Every record should be written out exactly, please.

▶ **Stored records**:
==*==
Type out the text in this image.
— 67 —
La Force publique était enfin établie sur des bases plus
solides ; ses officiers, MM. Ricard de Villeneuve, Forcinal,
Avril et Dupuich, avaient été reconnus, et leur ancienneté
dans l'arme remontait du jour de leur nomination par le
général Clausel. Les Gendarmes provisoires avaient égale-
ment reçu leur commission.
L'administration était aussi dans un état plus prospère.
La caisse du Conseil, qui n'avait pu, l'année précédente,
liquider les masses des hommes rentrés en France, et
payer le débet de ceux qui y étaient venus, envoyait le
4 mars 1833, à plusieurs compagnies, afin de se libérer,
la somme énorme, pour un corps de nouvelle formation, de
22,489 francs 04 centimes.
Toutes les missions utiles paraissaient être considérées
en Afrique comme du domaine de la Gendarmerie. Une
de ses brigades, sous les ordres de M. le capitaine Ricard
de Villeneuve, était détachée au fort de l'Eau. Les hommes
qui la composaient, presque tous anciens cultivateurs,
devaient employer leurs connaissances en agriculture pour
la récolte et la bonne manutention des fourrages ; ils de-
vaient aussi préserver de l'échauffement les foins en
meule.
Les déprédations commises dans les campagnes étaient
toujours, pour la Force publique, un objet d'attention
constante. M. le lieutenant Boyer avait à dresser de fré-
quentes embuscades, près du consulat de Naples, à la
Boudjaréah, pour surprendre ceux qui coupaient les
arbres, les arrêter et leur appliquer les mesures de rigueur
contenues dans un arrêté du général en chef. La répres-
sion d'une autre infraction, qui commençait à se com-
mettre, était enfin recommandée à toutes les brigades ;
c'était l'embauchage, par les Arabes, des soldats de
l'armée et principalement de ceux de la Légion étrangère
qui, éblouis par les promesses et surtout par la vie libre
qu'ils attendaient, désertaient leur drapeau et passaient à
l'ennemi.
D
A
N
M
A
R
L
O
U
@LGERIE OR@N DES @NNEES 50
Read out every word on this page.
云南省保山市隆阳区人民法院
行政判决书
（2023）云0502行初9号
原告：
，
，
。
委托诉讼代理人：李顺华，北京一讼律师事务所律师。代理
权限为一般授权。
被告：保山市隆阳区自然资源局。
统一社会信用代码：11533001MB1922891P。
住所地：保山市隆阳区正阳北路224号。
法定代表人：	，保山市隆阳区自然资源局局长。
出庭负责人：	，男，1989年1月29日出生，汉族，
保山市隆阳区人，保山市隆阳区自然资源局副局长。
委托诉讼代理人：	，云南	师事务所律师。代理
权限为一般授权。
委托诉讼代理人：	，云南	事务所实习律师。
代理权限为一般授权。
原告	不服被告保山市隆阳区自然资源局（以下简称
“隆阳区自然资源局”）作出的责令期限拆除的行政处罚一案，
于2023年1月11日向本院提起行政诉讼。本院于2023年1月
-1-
==*==
▶ **SOLVED EXERCISE**:
Type out the text in this image.
— 67 —
La Force publique était enfin établie sur des bases plus
solides ; ses officiers, MM. Ricard de Villeneuve, Forcinal,
Avril et Dupuich, avaient été reconnus, et leur ancienneté
dans l'arme remontait du jour de leur nomination par le
général Clausel. Les Gendarmes provisoires avaient égale-
ment reçu leur commission.
L'administration était aussi dans un état plus prospère.
La caisse du Conseil, qui n'avait pu, l'année précédente,
liquider les masses des hommes rentrés en France, et
payer le débet de ceux qui y étaient venus, envoyait le
4 mars 1833, à plusieurs compagnies, afin de se libérer,
la somme énorme, pour un corps de nouvelle formation, de
22,489 francs 04 centimes.
Toutes les missions utiles paraissaient être considérées
en Afrique comme du domaine de la Gendarmerie. Une
de ses brigades, sous les ordres de M. le capitaine Ricard
de Villeneuve, était détachée au fort de l'Eau. Les hommes
qui la composaient, presque tous anciens cultivateurs,
devaient employer leurs connaissances en agriculture pour
la récolte et la bonne manutention des fourrages ; ils de-
vaient aussi préserver de l'échauffement les foins en
meule.
Les déprédations commises dans les campagnes étaient
toujours, pour la Force publique, un objet d'attention
constante. M. le lieutenant Boyer avait à dresser de fré-
quentes embuscades, près du consulat de Naples, à la
Boudjaréah, pour surprendre ceux qui coupaient les
arbres, les arrêter et leur appliquer les mesures de rigueur
contenues dans un arrêté du général en chef. La répres-
sion d'une autre infraction, qui commençait à se com-
mettre, était enfin recommandée à toutes les brigades ;
c'était l'embauchage, par les Arabes, des soldats de
l'armée et principalement de ceux de la Légion étrangère
qui, éblouis par les promesses et surtout par la vie libre
qu'ils attendaient, désertaient leur drapeau et passaient à
l'ennemi.
D
A
N
M
A
R
L
O
U
@LGERIE OR@N DES @NNEES 50
Read out every word on this page.
云南省保山市隆阳区人民法院
行政判决书
（2023）云0502行初9号
原告：
，
，
。
委托诉讼代理人：李顺华，北京一讼律师事务所律师。代理
权限为一般授权。
被告：保山市隆阳区自然资源局。
统一社会信用代码：11533001MB1922891P。
住所地：保山市隆阳区正阳北路224号。
法定代表人：	，保山市隆阳区自然资源局局长。
出庭负责人：	，男，1989年1月29日出生，汉族，
保山市隆阳区人，保山市隆阳区自然资源局副局长。
委托诉讼代理人：	，云南	师事务所律师。代理
权限为一般授权。
委托诉讼代理人：	，云南	事务所实习律师。
代理权限为一般授权。
原告	不服被告保山市隆阳区自然资源局（以下简称
“隆阳区自然资源局”）作出的责令期限拆除的行政处罚一案，
于2023年1月11日向本院提起行政诉讼。本院于2023年1月
-1-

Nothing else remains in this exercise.